- _PROBLEM REQUIREMENTS_: Would you return all of this data exactly, leaving nothing out?

- _PROVIDED ENTRIES_:

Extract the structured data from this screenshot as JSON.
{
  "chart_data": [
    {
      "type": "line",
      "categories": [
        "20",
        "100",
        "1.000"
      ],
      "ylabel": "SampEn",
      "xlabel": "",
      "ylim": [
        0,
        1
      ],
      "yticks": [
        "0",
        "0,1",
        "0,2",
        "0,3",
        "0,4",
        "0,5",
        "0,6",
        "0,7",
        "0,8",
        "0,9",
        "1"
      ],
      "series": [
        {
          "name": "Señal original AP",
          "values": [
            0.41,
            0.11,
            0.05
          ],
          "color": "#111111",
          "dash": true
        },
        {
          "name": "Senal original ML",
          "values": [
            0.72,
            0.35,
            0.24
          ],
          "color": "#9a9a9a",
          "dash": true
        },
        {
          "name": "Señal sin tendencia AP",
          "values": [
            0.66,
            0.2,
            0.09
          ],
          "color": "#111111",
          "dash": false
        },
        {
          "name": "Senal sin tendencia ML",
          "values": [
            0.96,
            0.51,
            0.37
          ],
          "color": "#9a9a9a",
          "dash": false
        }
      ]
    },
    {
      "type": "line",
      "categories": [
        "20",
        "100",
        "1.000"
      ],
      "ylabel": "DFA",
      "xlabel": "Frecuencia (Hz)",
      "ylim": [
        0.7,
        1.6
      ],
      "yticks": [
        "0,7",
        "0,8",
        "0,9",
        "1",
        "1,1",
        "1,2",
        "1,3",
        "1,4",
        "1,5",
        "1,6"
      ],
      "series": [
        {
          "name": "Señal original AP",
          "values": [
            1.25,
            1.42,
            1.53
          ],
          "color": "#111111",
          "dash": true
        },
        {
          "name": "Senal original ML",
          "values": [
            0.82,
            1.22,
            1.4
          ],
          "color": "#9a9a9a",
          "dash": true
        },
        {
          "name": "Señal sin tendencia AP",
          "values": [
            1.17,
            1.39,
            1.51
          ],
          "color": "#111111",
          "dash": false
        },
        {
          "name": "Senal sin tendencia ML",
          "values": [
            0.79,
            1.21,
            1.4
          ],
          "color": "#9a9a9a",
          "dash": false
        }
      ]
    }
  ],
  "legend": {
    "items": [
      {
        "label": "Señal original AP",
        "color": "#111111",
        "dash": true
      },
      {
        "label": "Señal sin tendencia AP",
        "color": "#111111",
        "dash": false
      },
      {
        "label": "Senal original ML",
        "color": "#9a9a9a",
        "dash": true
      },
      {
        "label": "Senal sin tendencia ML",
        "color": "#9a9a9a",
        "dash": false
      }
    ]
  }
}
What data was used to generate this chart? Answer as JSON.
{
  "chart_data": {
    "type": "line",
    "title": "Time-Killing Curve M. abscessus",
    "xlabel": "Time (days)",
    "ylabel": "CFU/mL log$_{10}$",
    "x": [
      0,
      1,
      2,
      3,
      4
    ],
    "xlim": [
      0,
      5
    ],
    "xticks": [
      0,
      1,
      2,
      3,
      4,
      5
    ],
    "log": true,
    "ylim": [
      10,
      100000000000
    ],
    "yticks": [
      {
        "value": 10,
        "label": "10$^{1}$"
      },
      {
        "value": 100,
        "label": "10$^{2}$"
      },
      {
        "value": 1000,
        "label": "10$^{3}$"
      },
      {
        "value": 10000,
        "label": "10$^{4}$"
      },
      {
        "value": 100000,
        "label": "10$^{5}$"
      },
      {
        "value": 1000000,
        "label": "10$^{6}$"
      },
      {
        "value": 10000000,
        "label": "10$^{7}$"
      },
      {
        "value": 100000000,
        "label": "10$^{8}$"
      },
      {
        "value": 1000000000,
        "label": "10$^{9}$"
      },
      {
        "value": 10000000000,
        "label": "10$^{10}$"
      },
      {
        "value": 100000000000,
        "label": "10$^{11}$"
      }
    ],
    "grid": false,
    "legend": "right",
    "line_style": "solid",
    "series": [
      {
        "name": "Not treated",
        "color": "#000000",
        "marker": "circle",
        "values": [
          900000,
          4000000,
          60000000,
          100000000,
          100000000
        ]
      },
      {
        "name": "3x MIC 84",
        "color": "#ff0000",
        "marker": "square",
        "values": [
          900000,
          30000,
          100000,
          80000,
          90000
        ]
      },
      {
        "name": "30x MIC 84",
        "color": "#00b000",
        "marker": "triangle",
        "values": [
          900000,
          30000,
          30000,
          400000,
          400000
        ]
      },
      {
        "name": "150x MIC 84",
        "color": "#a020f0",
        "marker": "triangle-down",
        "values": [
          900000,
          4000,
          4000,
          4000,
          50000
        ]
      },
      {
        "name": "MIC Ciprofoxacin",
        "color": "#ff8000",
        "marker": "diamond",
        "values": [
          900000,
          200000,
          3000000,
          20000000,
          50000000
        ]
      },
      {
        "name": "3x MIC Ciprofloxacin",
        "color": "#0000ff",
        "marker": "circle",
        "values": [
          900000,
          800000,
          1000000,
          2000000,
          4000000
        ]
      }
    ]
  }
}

- _EXERCISE SOLUTION_:
Extract the structured data from this screenshot as JSON.
{
  "chart_data": [
    {
      "type": "line",
      "categories": [
        "20",
        "100",
        "1.000"
      ],
      "ylabel": "SampEn",
      "xlabel": "",
      "ylim": [
        0,
        1
      ],
      "yticks": [
        "0",
        "0,1",
        "0,2",
        "0,3",
        "0,4",
        "0,5",
        "0,6",
        "0,7",
        "0,8",
        "0,9",
        "1"
      ],
      "series": [
        {
          "name": "Señal original AP",
          "values": [
            0.41,
            0.11,
            0.05
          ],
          "color": "#111111",
          "dash": true
        },
        {
          "name": "Senal original ML",
          "values": [
            0.72,
            0.35,
            0.24
          ],
          "color": "#9a9a9a",
          "dash": true
        },
        {
          "name": "Señal sin tendencia AP",
          "values": [
            0.66,
            0.2,
            0.09
          ],
          "color": "#111111",
          "dash": false
        },
        {
          "name": "Senal sin tendencia ML",
          "values": [
            0.96,
            0.51,
            0.37
          ],
          "color": "#9a9a9a",
          "dash": false
        }
      ]
    },
    {
      "type": "line",
      "categories": [
        "20",
        "100",
        "1.000"
      ],
      "ylabel": "DFA",
      "xlabel": "Frecuencia (Hz)",
      "ylim": [
        0.7,
        1.6
      ],
      "yticks": [
        "0,7",
        "0,8",
        "0,9",
        "1",
        "1,1",
        "1,2",
        "1,3",
        "1,4",
        "1,5",
        "1,6"
      ],
      "series": [
        {
          "name": "Señal original AP",
          "values": [
            1.25,
            1.42,
            1.53
          ],
          "color": "#111111",
          "dash": true
        },
        {
          "name": "Senal original ML",
          "values": [
            0.82,
            1.22,
            1.4
          ],
          "color": "#9a9a9a",
          "dash": true
        },
        {
          "name": "Señal sin tendencia AP",
          "values": [
            1.17,
            1.39,
            1.51
          ],
          "color": "#111111",
          "dash": false
        },
        {
          "name": "Senal sin tendencia ML",
          "values": [
            0.79,
            1.21,
            1.4
          ],
          "color": "#9a9a9a",
          "dash": false
        }
      ]
    }
  ],
  "legend": {
    "items": [
      {
        "label": "Señal original AP",
        "color": "#111111",
        "dash": true
      },
      {
        "label": "Señal sin tendencia AP",
        "color": "#111111",
        "dash": false
      },
      {
        "label": "Senal original ML",
        "color": "#9a9a9a",
        "dash": true
      },
      {
        "label": "Senal sin tendencia ML",
        "color": "#9a9a9a",
        "dash": false
      }
    ]
  }
}
What data was used to generate this chart? Answer as JSON.
{
  "chart_data": {
    "type": "line",
    "title": "Time-Killing Curve M. abscessus",
    "xlabel": "Time (days)",
    "ylabel": "CFU/mL log$_{10}$",
    "x": [
      0,
      1,
      2,
      3,
      4
    ],
    "xlim": [
      0,
      5
    ],
    "xticks": [
      0,
      1,
      2,
      3,
      4,
      5
    ],
    "log": true,
    "ylim": [
      10,
      100000000000
    ],
    "yticks": [
      {
        "value": 10,
        "label": "10$^{1}$"
      },
      {
        "value": 100,
        "label": "10$^{2}$"
      },
      {
        "value": 1000,
        "label": "10$^{3}$"
      },
      {
        "value": 10000,
        "label": "10$^{4}$"
      },
      {
        "value": 100000,
        "label": "10$^{5}$"
      },
      {
        "value": 1000000,
        "label": "10$^{6}$"
      },
      {
        "value": 10000000,
        "label": "10$^{7}$"
      },
      {
        "value": 100000000,
        "label": "10$^{8}$"
      },
      {
        "value": 1000000000,
        "label": "10$^{9}$"
      },
      {
        "value": 10000000000,
        "label": "10$^{10}$"
      },
      {
        "value": 100000000000,
        "label": "10$^{11}$"
      }
    ],
    "grid": false,
    "legend": "right",
    "line_style": "solid",
    "series": [
      {
        "name": "Not treated",
        "color": "#000000",
        "marker": "circle",
        "values": [
          900000,
          4000000,
          60000000,
          100000000,
          100000000
        ]
      },
      {
        "name": "3x MIC 84",
        "color": "#ff0000",
        "marker": "square",
        "values": [
          900000,
          30000,
          100000,
          80000,
          90000
        ]
      },
      {
        "name": "30x MIC 84",
        "color": "#00b000",
        "marker": "triangle",
        "values": [
          900000,
          30000,
          30000,
          400000,
          400000
        ]
      },
      {
        "name": "150x MIC 84",
        "color": "#a020f0",
        "marker": "triangle-down",
        "values": [
          900000,
          4000,
          4000,
          4000,
          50000
        ]
      },
      {
        "name": "MIC Ciprofoxacin",
        "color": "#ff8000",
        "marker": "diamond",
        "values": [
          900000,
          200000,
          3000000,
          20000000,
          50000000
        ]
      },
      {
        "name": "3x MIC Ciprofloxacin",
        "color": "#0000ff",
        "marker": "circle",
        "values": [
          900000,
          800000,
          1000000,
          2000000,
          4000000
        ]
      }
    ]
  }
}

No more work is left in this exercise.